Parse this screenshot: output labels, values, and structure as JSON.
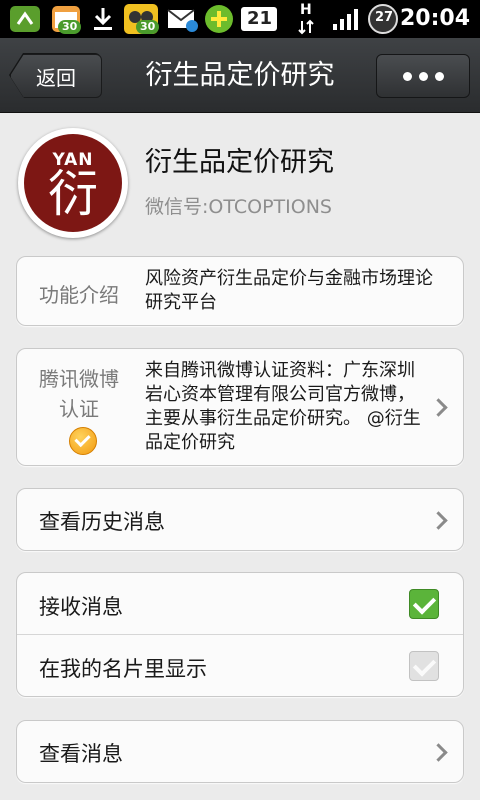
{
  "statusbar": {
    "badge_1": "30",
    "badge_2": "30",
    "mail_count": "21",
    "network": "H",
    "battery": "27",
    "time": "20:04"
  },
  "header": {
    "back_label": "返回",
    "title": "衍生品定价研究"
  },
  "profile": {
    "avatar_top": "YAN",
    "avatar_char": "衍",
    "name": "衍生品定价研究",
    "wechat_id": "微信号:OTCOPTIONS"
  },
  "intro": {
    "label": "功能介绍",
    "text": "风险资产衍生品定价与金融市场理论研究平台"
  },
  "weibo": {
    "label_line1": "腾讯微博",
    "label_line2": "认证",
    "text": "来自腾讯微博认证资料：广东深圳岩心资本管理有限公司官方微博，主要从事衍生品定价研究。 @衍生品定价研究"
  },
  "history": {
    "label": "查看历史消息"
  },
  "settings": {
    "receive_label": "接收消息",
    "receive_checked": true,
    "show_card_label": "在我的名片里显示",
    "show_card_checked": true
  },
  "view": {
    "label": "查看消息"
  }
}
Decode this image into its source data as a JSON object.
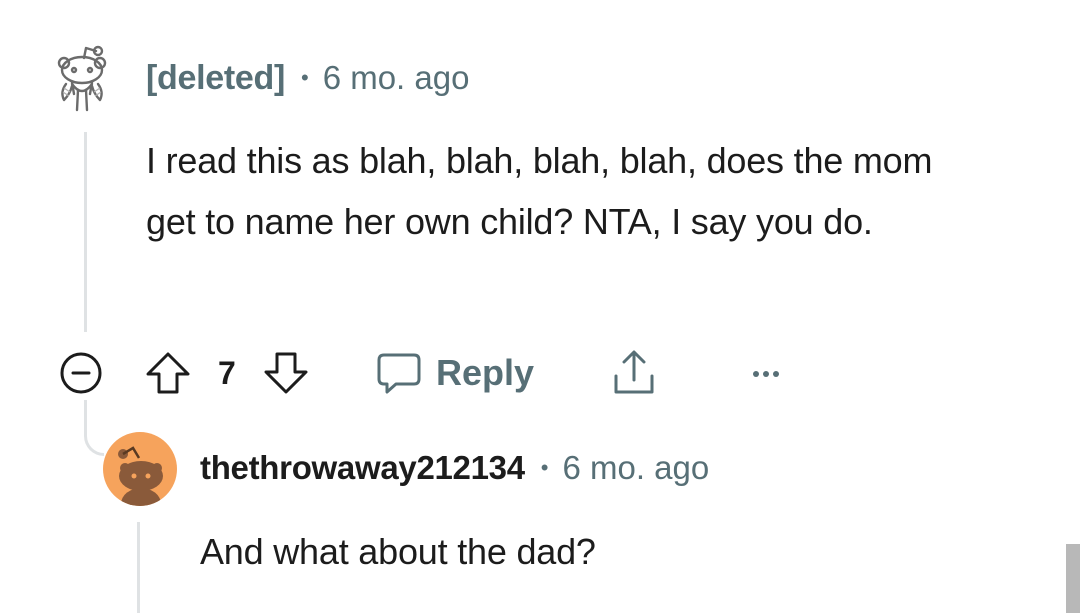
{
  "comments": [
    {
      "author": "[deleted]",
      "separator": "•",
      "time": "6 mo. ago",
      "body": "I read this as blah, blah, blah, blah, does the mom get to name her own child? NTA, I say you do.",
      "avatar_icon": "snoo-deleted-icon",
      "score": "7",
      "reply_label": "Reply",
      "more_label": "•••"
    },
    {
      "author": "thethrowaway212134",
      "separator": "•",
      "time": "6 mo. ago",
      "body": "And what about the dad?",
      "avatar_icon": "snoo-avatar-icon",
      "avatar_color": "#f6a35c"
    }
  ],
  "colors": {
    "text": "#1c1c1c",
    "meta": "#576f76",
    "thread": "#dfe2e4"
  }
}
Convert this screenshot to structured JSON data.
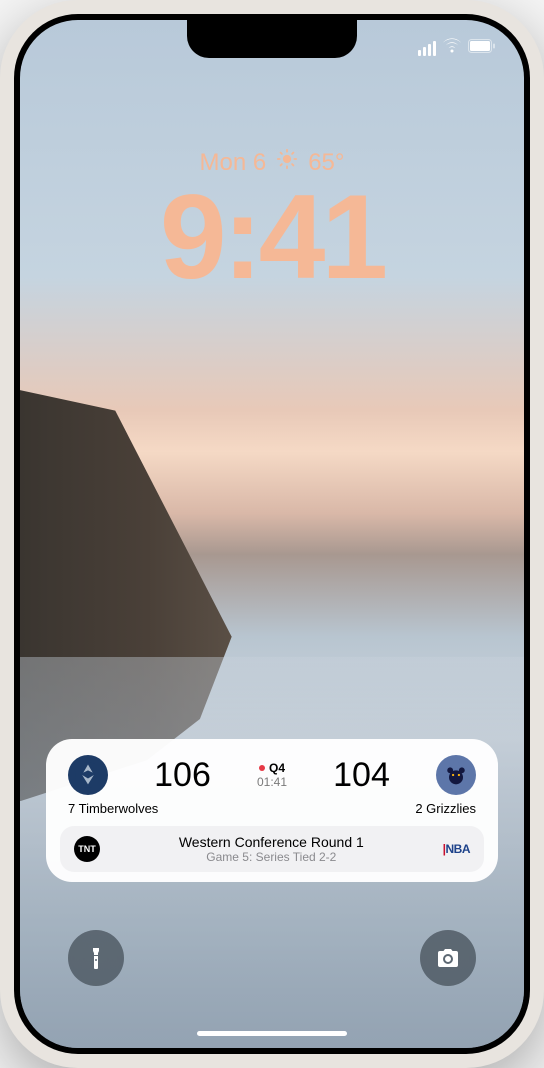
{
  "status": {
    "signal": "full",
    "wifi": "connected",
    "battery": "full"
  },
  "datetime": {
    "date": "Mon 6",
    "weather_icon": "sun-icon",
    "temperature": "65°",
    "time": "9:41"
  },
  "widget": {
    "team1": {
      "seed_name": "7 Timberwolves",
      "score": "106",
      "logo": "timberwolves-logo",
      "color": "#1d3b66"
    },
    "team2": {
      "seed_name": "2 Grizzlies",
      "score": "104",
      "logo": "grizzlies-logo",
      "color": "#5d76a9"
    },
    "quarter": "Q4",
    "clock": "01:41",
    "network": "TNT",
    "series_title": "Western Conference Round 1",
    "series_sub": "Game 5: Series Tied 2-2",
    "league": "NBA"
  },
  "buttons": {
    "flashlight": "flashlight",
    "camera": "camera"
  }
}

▶ [THE PROBLEM]: Drop the images and quote the entries word for word.

▶ [ANSWER TO THE PROBLEM]:
Parse this screenshot: output labels, values, and structure as JSON.
{
  "statusbar": {
    "badge_1": "30",
    "badge_2": "30",
    "mail_count": "21",
    "network": "H",
    "battery": "27",
    "time": "20:04"
  },
  "header": {
    "back_label": "返回",
    "title": "衍生品定价研究"
  },
  "profile": {
    "avatar_top": "YAN",
    "avatar_char": "衍",
    "name": "衍生品定价研究",
    "wechat_id": "微信号:OTCOPTIONS"
  },
  "intro": {
    "label": "功能介绍",
    "text": "风险资产衍生品定价与金融市场理论研究平台"
  },
  "weibo": {
    "label_line1": "腾讯微博",
    "label_line2": "认证",
    "text": "来自腾讯微博认证资料：广东深圳岩心资本管理有限公司官方微博，主要从事衍生品定价研究。 @衍生品定价研究"
  },
  "history": {
    "label": "查看历史消息"
  },
  "settings": {
    "receive_label": "接收消息",
    "receive_checked": true,
    "show_card_label": "在我的名片里显示",
    "show_card_checked": true
  },
  "view": {
    "label": "查看消息"
  }
}
Decode this image into its source data as a JSON object.
{
  "comments": [
    {
      "author": "[deleted]",
      "separator": "•",
      "time": "6 mo. ago",
      "body": "I read this as blah, blah, blah, blah, does the mom get to name her own child? NTA, I say you do.",
      "avatar_icon": "snoo-deleted-icon",
      "score": "7",
      "reply_label": "Reply",
      "more_label": "•••"
    },
    {
      "author": "thethrowaway212134",
      "separator": "•",
      "time": "6 mo. ago",
      "body": "And what about the dad?",
      "avatar_icon": "snoo-avatar-icon",
      "avatar_color": "#f6a35c"
    }
  ],
  "colors": {
    "text": "#1c1c1c",
    "meta": "#576f76",
    "thread": "#dfe2e4"
  }
}
Convert this screenshot to structured JSON data.
{
  "status": {
    "signal": "full",
    "wifi": "connected",
    "battery": "full"
  },
  "datetime": {
    "date": "Mon 6",
    "weather_icon": "sun-icon",
    "temperature": "65°",
    "time": "9:41"
  },
  "widget": {
    "team1": {
      "seed_name": "7 Timberwolves",
      "score": "106",
      "logo": "timberwolves-logo",
      "color": "#1d3b66"
    },
    "team2": {
      "seed_name": "2 Grizzlies",
      "score": "104",
      "logo": "grizzlies-logo",
      "color": "#5d76a9"
    },
    "quarter": "Q4",
    "clock": "01:41",
    "network": "TNT",
    "series_title": "Western Conference Round 1",
    "series_sub": "Game 5: Series Tied 2-2",
    "league": "NBA"
  },
  "buttons": {
    "flashlight": "flashlight",
    "camera": "camera"
  }
}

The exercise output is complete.